● Task
Transcribe the records exactly. Pictures do not belong in the transcription.

____

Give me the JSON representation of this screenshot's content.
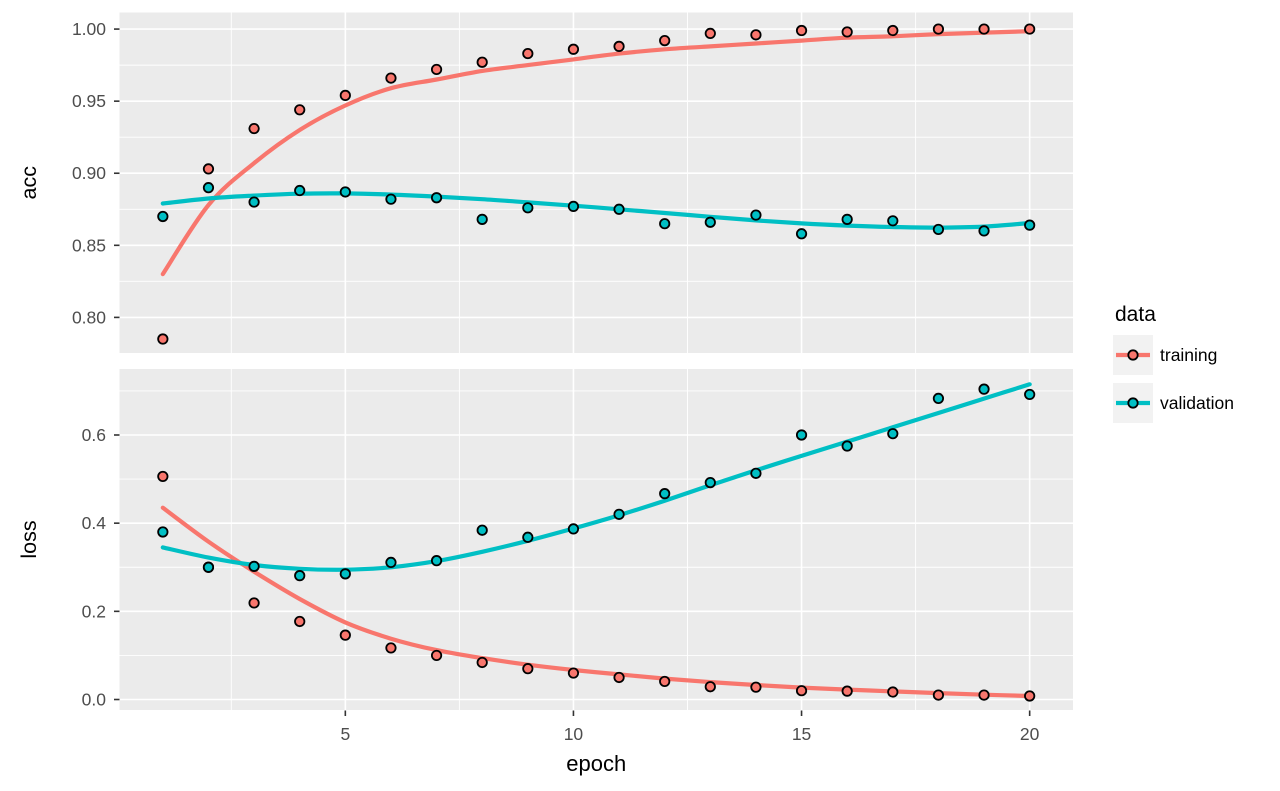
{
  "figure": {
    "background": "#FFFFFF",
    "panel_background": "#EBEBEB",
    "grid_color": "#FFFFFF",
    "tick_label_color": "#4D4D4D",
    "axis_title_color": "#000000",
    "tick_mark_color": "#333333"
  },
  "legend": {
    "title": "data",
    "key_background": "#F2F2F2",
    "items": [
      {
        "label": "training",
        "color": "#F8766D"
      },
      {
        "label": "validation",
        "color": "#00BFC4"
      }
    ]
  },
  "chart_data": {
    "type": "line",
    "smoother": "loess",
    "grid": true,
    "legend_position": "right",
    "xlabel": "epoch",
    "x": [
      1,
      2,
      3,
      4,
      5,
      6,
      7,
      8,
      9,
      10,
      11,
      12,
      13,
      14,
      15,
      16,
      17,
      18,
      19,
      20
    ],
    "xlim": [
      0.05,
      20.95
    ],
    "x_ticks": [
      5,
      10,
      15,
      20
    ],
    "x_tick_labels": [
      "5",
      "10",
      "15",
      "20"
    ],
    "x_minor": [
      2.5,
      7.5,
      12.5,
      17.5
    ],
    "facets": [
      {
        "ylabel": "acc",
        "ylim": [
          0.7753,
          1.0115
        ],
        "y_ticks": [
          1.0,
          0.95,
          0.9,
          0.85,
          0.8
        ],
        "y_tick_labels": [
          "1.00",
          "0.95",
          "0.90",
          "0.85",
          "0.80"
        ],
        "y_minor": [
          0.975,
          0.925,
          0.875,
          0.825
        ],
        "series": [
          {
            "name": "training",
            "color": "#F8766D",
            "points": [
              0.785,
              0.903,
              0.931,
              0.944,
              0.954,
              0.966,
              0.972,
              0.977,
              0.983,
              0.986,
              0.988,
              0.992,
              0.997,
              0.996,
              0.999,
              0.998,
              0.999,
              1.0,
              1.0,
              1.0
            ],
            "smooth": [
              0.83,
              0.878,
              0.907,
              0.93,
              0.947,
              0.959,
              0.965,
              0.971,
              0.975,
              0.979,
              0.983,
              0.986,
              0.988,
              0.99,
              0.992,
              0.994,
              0.995,
              0.9965,
              0.9975,
              0.9985
            ]
          },
          {
            "name": "validation",
            "color": "#00BFC4",
            "points": [
              0.87,
              0.89,
              0.88,
              0.888,
              0.887,
              0.882,
              0.883,
              0.868,
              0.876,
              0.877,
              0.875,
              0.865,
              0.866,
              0.871,
              0.858,
              0.868,
              0.867,
              0.861,
              0.86,
              0.864
            ],
            "smooth": [
              0.879,
              0.8825,
              0.8845,
              0.8858,
              0.886,
              0.8852,
              0.8838,
              0.882,
              0.8798,
              0.8775,
              0.875,
              0.8724,
              0.8698,
              0.8673,
              0.8652,
              0.8637,
              0.8627,
              0.8623,
              0.863,
              0.8655
            ]
          }
        ]
      },
      {
        "ylabel": "loss",
        "ylim": [
          -0.0238,
          0.7497
        ],
        "y_ticks": [
          0.6,
          0.4,
          0.2,
          0.0
        ],
        "y_tick_labels": [
          "0.6",
          "0.4",
          "0.2",
          "0.0"
        ],
        "y_minor": [
          0.7,
          0.5,
          0.3,
          0.1
        ],
        "series": [
          {
            "name": "training",
            "color": "#F8766D",
            "points": [
              0.506,
              0.3,
              0.219,
              0.177,
              0.146,
              0.117,
              0.1,
              0.084,
              0.07,
              0.06,
              0.05,
              0.041,
              0.029,
              0.028,
              0.02,
              0.019,
              0.017,
              0.01,
              0.01,
              0.008
            ],
            "smooth": [
              0.435,
              0.358,
              0.29,
              0.228,
              0.175,
              0.138,
              0.112,
              0.094,
              0.079,
              0.067,
              0.057,
              0.0475,
              0.0395,
              0.033,
              0.027,
              0.0225,
              0.0185,
              0.0145,
              0.011,
              0.008
            ]
          },
          {
            "name": "validation",
            "color": "#00BFC4",
            "points": [
              0.38,
              0.3,
              0.302,
              0.281,
              0.285,
              0.311,
              0.315,
              0.384,
              0.368,
              0.387,
              0.42,
              0.467,
              0.492,
              0.513,
              0.6,
              0.575,
              0.603,
              0.683,
              0.704,
              0.692
            ],
            "smooth": [
              0.345,
              0.322,
              0.305,
              0.2965,
              0.2945,
              0.3,
              0.314,
              0.335,
              0.36,
              0.388,
              0.418,
              0.451,
              0.486,
              0.52,
              0.5525,
              0.585,
              0.6175,
              0.65,
              0.6825,
              0.715
            ]
          }
        ]
      }
    ]
  }
}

____

● The solution
Give me the JSON representation of this screenshot's content.
{
  "figure": {
    "background": "#FFFFFF",
    "panel_background": "#EBEBEB",
    "grid_color": "#FFFFFF",
    "tick_label_color": "#4D4D4D",
    "axis_title_color": "#000000",
    "tick_mark_color": "#333333"
  },
  "legend": {
    "title": "data",
    "key_background": "#F2F2F2",
    "items": [
      {
        "label": "training",
        "color": "#F8766D"
      },
      {
        "label": "validation",
        "color": "#00BFC4"
      }
    ]
  },
  "chart_data": {
    "type": "line",
    "smoother": "loess",
    "grid": true,
    "legend_position": "right",
    "xlabel": "epoch",
    "x": [
      1,
      2,
      3,
      4,
      5,
      6,
      7,
      8,
      9,
      10,
      11,
      12,
      13,
      14,
      15,
      16,
      17,
      18,
      19,
      20
    ],
    "xlim": [
      0.05,
      20.95
    ],
    "x_ticks": [
      5,
      10,
      15,
      20
    ],
    "x_tick_labels": [
      "5",
      "10",
      "15",
      "20"
    ],
    "x_minor": [
      2.5,
      7.5,
      12.5,
      17.5
    ],
    "facets": [
      {
        "ylabel": "acc",
        "ylim": [
          0.7753,
          1.0115
        ],
        "y_ticks": [
          1.0,
          0.95,
          0.9,
          0.85,
          0.8
        ],
        "y_tick_labels": [
          "1.00",
          "0.95",
          "0.90",
          "0.85",
          "0.80"
        ],
        "y_minor": [
          0.975,
          0.925,
          0.875,
          0.825
        ],
        "series": [
          {
            "name": "training",
            "color": "#F8766D",
            "points": [
              0.785,
              0.903,
              0.931,
              0.944,
              0.954,
              0.966,
              0.972,
              0.977,
              0.983,
              0.986,
              0.988,
              0.992,
              0.997,
              0.996,
              0.999,
              0.998,
              0.999,
              1.0,
              1.0,
              1.0
            ],
            "smooth": [
              0.83,
              0.878,
              0.907,
              0.93,
              0.947,
              0.959,
              0.965,
              0.971,
              0.975,
              0.979,
              0.983,
              0.986,
              0.988,
              0.99,
              0.992,
              0.994,
              0.995,
              0.9965,
              0.9975,
              0.9985
            ]
          },
          {
            "name": "validation",
            "color": "#00BFC4",
            "points": [
              0.87,
              0.89,
              0.88,
              0.888,
              0.887,
              0.882,
              0.883,
              0.868,
              0.876,
              0.877,
              0.875,
              0.865,
              0.866,
              0.871,
              0.858,
              0.868,
              0.867,
              0.861,
              0.86,
              0.864
            ],
            "smooth": [
              0.879,
              0.8825,
              0.8845,
              0.8858,
              0.886,
              0.8852,
              0.8838,
              0.882,
              0.8798,
              0.8775,
              0.875,
              0.8724,
              0.8698,
              0.8673,
              0.8652,
              0.8637,
              0.8627,
              0.8623,
              0.863,
              0.8655
            ]
          }
        ]
      },
      {
        "ylabel": "loss",
        "ylim": [
          -0.0238,
          0.7497
        ],
        "y_ticks": [
          0.6,
          0.4,
          0.2,
          0.0
        ],
        "y_tick_labels": [
          "0.6",
          "0.4",
          "0.2",
          "0.0"
        ],
        "y_minor": [
          0.7,
          0.5,
          0.3,
          0.1
        ],
        "series": [
          {
            "name": "training",
            "color": "#F8766D",
            "points": [
              0.506,
              0.3,
              0.219,
              0.177,
              0.146,
              0.117,
              0.1,
              0.084,
              0.07,
              0.06,
              0.05,
              0.041,
              0.029,
              0.028,
              0.02,
              0.019,
              0.017,
              0.01,
              0.01,
              0.008
            ],
            "smooth": [
              0.435,
              0.358,
              0.29,
              0.228,
              0.175,
              0.138,
              0.112,
              0.094,
              0.079,
              0.067,
              0.057,
              0.0475,
              0.0395,
              0.033,
              0.027,
              0.0225,
              0.0185,
              0.0145,
              0.011,
              0.008
            ]
          },
          {
            "name": "validation",
            "color": "#00BFC4",
            "points": [
              0.38,
              0.3,
              0.302,
              0.281,
              0.285,
              0.311,
              0.315,
              0.384,
              0.368,
              0.387,
              0.42,
              0.467,
              0.492,
              0.513,
              0.6,
              0.575,
              0.603,
              0.683,
              0.704,
              0.692
            ],
            "smooth": [
              0.345,
              0.322,
              0.305,
              0.2965,
              0.2945,
              0.3,
              0.314,
              0.335,
              0.36,
              0.388,
              0.418,
              0.451,
              0.486,
              0.52,
              0.5525,
              0.585,
              0.6175,
              0.65,
              0.6825,
              0.715
            ]
          }
        ]
      }
    ]
  }
}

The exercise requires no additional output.